> Data excerpts
┄┄┄┄┄┄
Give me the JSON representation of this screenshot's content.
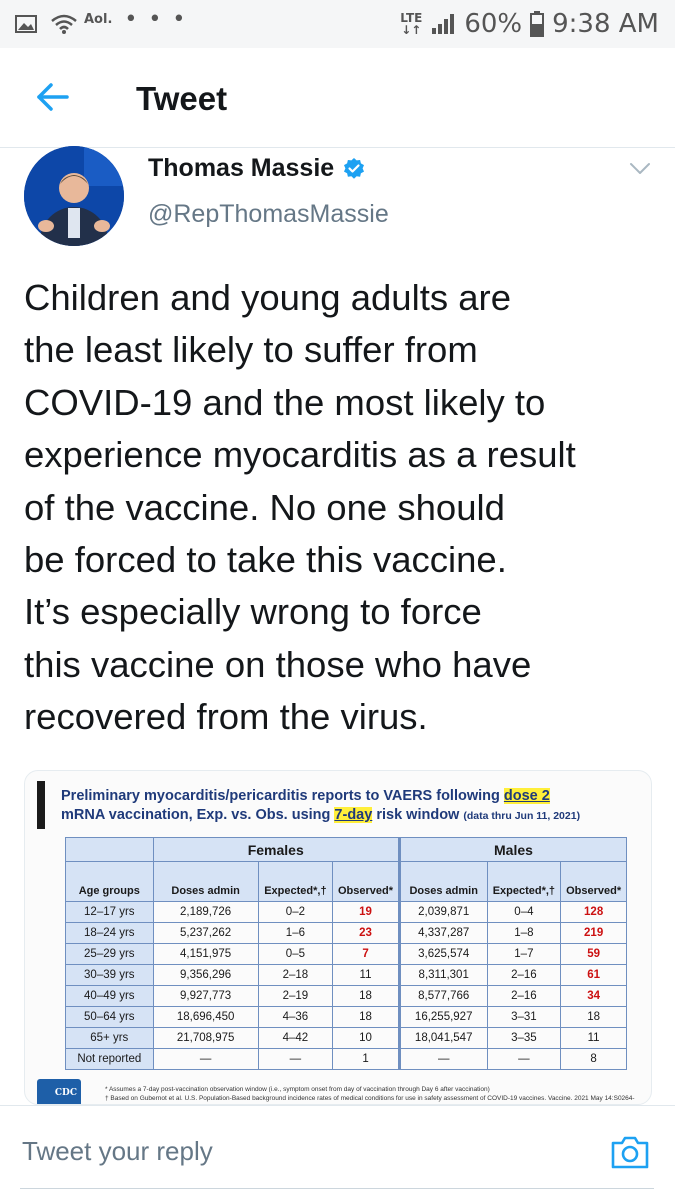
{
  "status_bar": {
    "network_label": "LTE",
    "carrier": "Aol.",
    "more": "• • •",
    "battery": "60%",
    "time": "9:38 AM"
  },
  "header": {
    "title": "Tweet",
    "back_icon": "arrow-left-icon"
  },
  "tweet": {
    "author_name": "Thomas Massie",
    "handle": "@RepThomasMassie",
    "verified_icon": "verified-badge-icon",
    "text": "Children and young adults are\nthe least likely to suffer from\nCOVID-19 and the most likely to\nexperience myocarditis as a result\nof the vaccine. No one should\nbe forced to take this vaccine.\nIt’s especially wrong to force\nthis vaccine on those who have\nrecovered from the virus."
  },
  "media": {
    "title_line1_prefix": "Preliminary myocarditis/pericarditis reports to VAERS following ",
    "title_line1_highlight": "dose 2",
    "title_line2_prefix": "mRNA vaccination, Exp. vs. Obs. using ",
    "title_line2_highlight": "7-day",
    "title_line2_suffix": " risk window ",
    "title_line2_small": "(data thru Jun 11, 2021)",
    "group_females": "Females",
    "group_males": "Males",
    "col_age": "Age groups",
    "col_doses": "Doses admin",
    "col_expected": "Expected*,†",
    "col_observed": "Observed*",
    "rows": [
      {
        "age": "12–17 yrs",
        "f_doses": "2,189,726",
        "f_exp": "0–2",
        "f_obs": "19",
        "m_doses": "2,039,871",
        "m_exp": "0–4",
        "m_obs": "128"
      },
      {
        "age": "18–24 yrs",
        "f_doses": "5,237,262",
        "f_exp": "1–6",
        "f_obs": "23",
        "m_doses": "4,337,287",
        "m_exp": "1–8",
        "m_obs": "219"
      },
      {
        "age": "25–29 yrs",
        "f_doses": "4,151,975",
        "f_exp": "0–5",
        "f_obs": "7",
        "m_doses": "3,625,574",
        "m_exp": "1–7",
        "m_obs": "59"
      },
      {
        "age": "30–39 yrs",
        "f_doses": "9,356,296",
        "f_exp": "2–18",
        "f_obs": "11",
        "m_doses": "8,311,301",
        "m_exp": "2–16",
        "m_obs": "61"
      },
      {
        "age": "40–49 yrs",
        "f_doses": "9,927,773",
        "f_exp": "2–19",
        "f_obs": "18",
        "m_doses": "8,577,766",
        "m_exp": "2–16",
        "m_obs": "34"
      },
      {
        "age": "50–64 yrs",
        "f_doses": "18,696,450",
        "f_exp": "4–36",
        "f_obs": "18",
        "m_doses": "16,255,927",
        "m_exp": "3–31",
        "m_obs": "18"
      },
      {
        "age": "65+ yrs",
        "f_doses": "21,708,975",
        "f_exp": "4–42",
        "f_obs": "10",
        "m_doses": "18,041,547",
        "m_exp": "3–35",
        "m_obs": "11"
      },
      {
        "age": "Not reported",
        "f_doses": "—",
        "f_exp": "—",
        "f_obs": "1",
        "m_doses": "—",
        "m_exp": "—",
        "m_obs": "8"
      }
    ],
    "red_flags": [
      {
        "f": true,
        "m": true
      },
      {
        "f": true,
        "m": true
      },
      {
        "f": true,
        "m": true
      },
      {
        "f": false,
        "m": true
      },
      {
        "f": false,
        "m": true
      },
      {
        "f": false,
        "m": false
      },
      {
        "f": false,
        "m": false
      },
      {
        "f": false,
        "m": false
      }
    ],
    "footnote_1": "* Assumes a 7-day post-vaccination observation window (i.e., symptom onset from day of vaccination through Day 6 after vaccination)",
    "footnote_2": "† Based on Gubernot et al. U.S. Population-Based background incidence rates of medical conditions for use in safety assessment of COVID-19 vaccines. Vaccine. 2021 May 14:S0264-",
    "logo_text": "CDC"
  },
  "reply": {
    "placeholder": "Tweet your reply",
    "camera_icon": "camera-icon"
  },
  "colors": {
    "twitter_blue": "#1da1f2",
    "observed_red": "#cc1111",
    "table_header": "#d6e3f5"
  }
}
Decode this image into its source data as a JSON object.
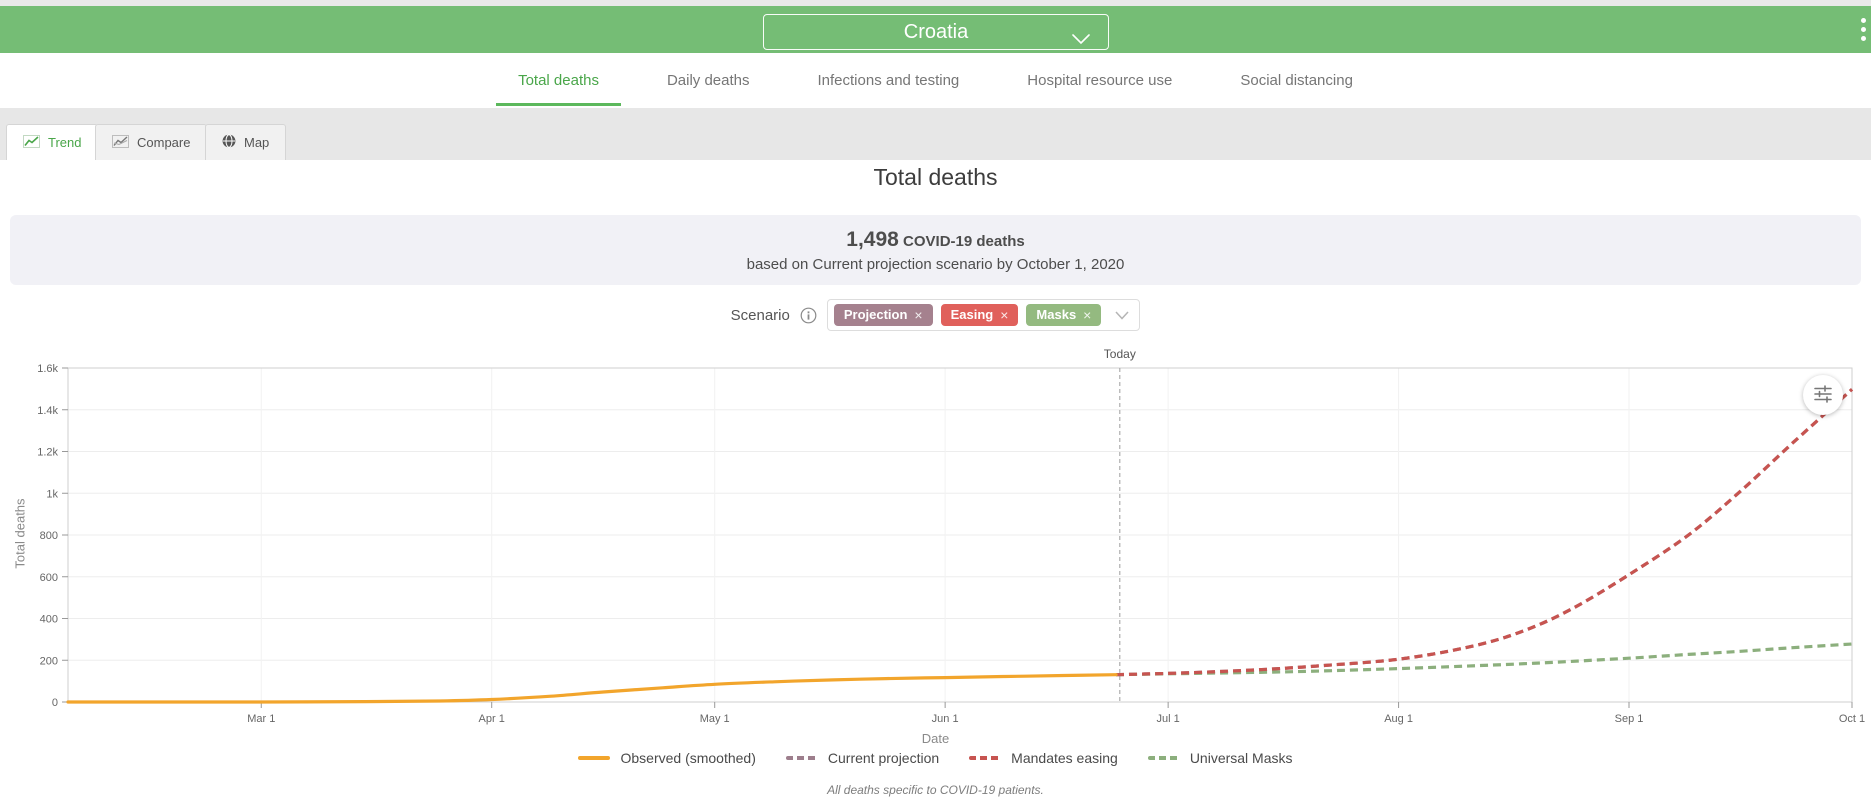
{
  "header": {
    "location_selector": {
      "value": "Croatia"
    }
  },
  "nav_tabs": {
    "items": [
      {
        "label": "Total deaths",
        "active": true
      },
      {
        "label": "Daily deaths",
        "active": false
      },
      {
        "label": "Infections and testing",
        "active": false
      },
      {
        "label": "Hospital resource use",
        "active": false
      },
      {
        "label": "Social distancing",
        "active": false
      }
    ]
  },
  "view_tabs": {
    "items": [
      {
        "label": "Trend",
        "icon": "line-chart-icon",
        "active": true
      },
      {
        "label": "Compare",
        "icon": "compare-chart-icon",
        "active": false
      },
      {
        "label": "Map",
        "icon": "globe-icon",
        "active": false
      }
    ]
  },
  "page": {
    "title": "Total deaths"
  },
  "summary": {
    "value": "1,498",
    "value_label": "COVID-19 deaths",
    "detail": "based on Current projection scenario by October 1, 2020"
  },
  "scenario": {
    "label": "Scenario",
    "close_glyph": "×",
    "tags": [
      {
        "label": "Projection",
        "color": "#a5818e"
      },
      {
        "label": "Easing",
        "color": "#e0605b"
      },
      {
        "label": "Masks",
        "color": "#94ba80"
      }
    ]
  },
  "chart_data": {
    "type": "line",
    "xlabel": "Date",
    "ylabel": "Total deaths",
    "x_unit": "day index (0 = left edge of plot, early Feb 2020)",
    "x_domain_days": [
      0,
      240
    ],
    "ylim": [
      0,
      1600
    ],
    "grid": true,
    "legend_position": "bottom",
    "yticks": [
      {
        "value": 0,
        "label": "0"
      },
      {
        "value": 200,
        "label": "200"
      },
      {
        "value": 400,
        "label": "400"
      },
      {
        "value": 600,
        "label": "600"
      },
      {
        "value": 800,
        "label": "800"
      },
      {
        "value": 1000,
        "label": "1k"
      },
      {
        "value": 1200,
        "label": "1.2k"
      },
      {
        "value": 1400,
        "label": "1.4k"
      },
      {
        "value": 1600,
        "label": "1.6k"
      }
    ],
    "xticks": [
      {
        "day": 26,
        "label": "Mar 1"
      },
      {
        "day": 57,
        "label": "Apr 1"
      },
      {
        "day": 87,
        "label": "May 1"
      },
      {
        "day": 118,
        "label": "Jun 1"
      },
      {
        "day": 148,
        "label": "Jul 1"
      },
      {
        "day": 179,
        "label": "Aug 1"
      },
      {
        "day": 210,
        "label": "Sep 1"
      },
      {
        "day": 240,
        "label": "Oct 1"
      }
    ],
    "today_marker": {
      "day": 141.5,
      "label": "Today"
    },
    "series": [
      {
        "name": "Current projection",
        "color": "#9d7e8c",
        "style": "dashed",
        "points": [
          [
            141,
            131
          ],
          [
            148,
            137
          ],
          [
            155,
            146
          ],
          [
            162,
            158
          ],
          [
            169,
            175
          ],
          [
            179,
            205
          ],
          [
            188,
            260
          ],
          [
            195,
            330
          ],
          [
            202,
            440
          ],
          [
            210,
            610
          ],
          [
            218,
            800
          ],
          [
            225,
            1010
          ],
          [
            232,
            1240
          ],
          [
            240,
            1498
          ]
        ]
      },
      {
        "name": "Universal Masks",
        "color": "#8caf7d",
        "style": "dashed",
        "points": [
          [
            141,
            131
          ],
          [
            148,
            135
          ],
          [
            155,
            139
          ],
          [
            162,
            143
          ],
          [
            169,
            149
          ],
          [
            179,
            160
          ],
          [
            188,
            172
          ],
          [
            195,
            182
          ],
          [
            202,
            194
          ],
          [
            210,
            210
          ],
          [
            218,
            228
          ],
          [
            225,
            243
          ],
          [
            232,
            260
          ],
          [
            240,
            278
          ]
        ]
      },
      {
        "name": "Mandates easing",
        "color": "#c75450",
        "style": "dashed",
        "points": [
          [
            141,
            131
          ],
          [
            148,
            137
          ],
          [
            155,
            146
          ],
          [
            162,
            158
          ],
          [
            169,
            175
          ],
          [
            179,
            205
          ],
          [
            188,
            260
          ],
          [
            195,
            330
          ],
          [
            202,
            440
          ],
          [
            210,
            610
          ],
          [
            218,
            800
          ],
          [
            225,
            1010
          ],
          [
            232,
            1240
          ],
          [
            240,
            1498
          ]
        ]
      },
      {
        "name": "Observed (smoothed)",
        "color": "#f2a52c",
        "style": "solid",
        "points": [
          [
            0,
            0
          ],
          [
            13,
            0
          ],
          [
            26,
            0
          ],
          [
            40,
            2
          ],
          [
            50,
            5
          ],
          [
            57,
            12
          ],
          [
            65,
            28
          ],
          [
            72,
            48
          ],
          [
            80,
            68
          ],
          [
            87,
            85
          ],
          [
            95,
            97
          ],
          [
            103,
            106
          ],
          [
            110,
            112
          ],
          [
            118,
            117
          ],
          [
            126,
            122
          ],
          [
            134,
            127
          ],
          [
            141,
            131
          ]
        ]
      }
    ],
    "legend_order": [
      "Observed (smoothed)",
      "Current projection",
      "Mandates easing",
      "Universal Masks"
    ]
  },
  "chart_footnote": "All deaths specific to COVID-19 patients."
}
┄┄┄┄┄┄
Once you have counted every line above that contains the string "Universal", give that number and nothing more.

2